- [Aim of the exercise]:
Report every line from the material that contains the word "flow".

- [Data excerpts]:

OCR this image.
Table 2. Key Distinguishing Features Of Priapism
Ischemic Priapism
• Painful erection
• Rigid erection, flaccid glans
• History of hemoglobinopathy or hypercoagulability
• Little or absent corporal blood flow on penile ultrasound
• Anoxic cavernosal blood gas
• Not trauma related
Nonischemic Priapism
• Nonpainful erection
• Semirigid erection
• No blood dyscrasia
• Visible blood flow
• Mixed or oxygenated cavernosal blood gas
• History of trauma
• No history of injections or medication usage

- [Exercise solution]:
• Little or absent corporal blood flow on penile ultrasound
• Visible blood flow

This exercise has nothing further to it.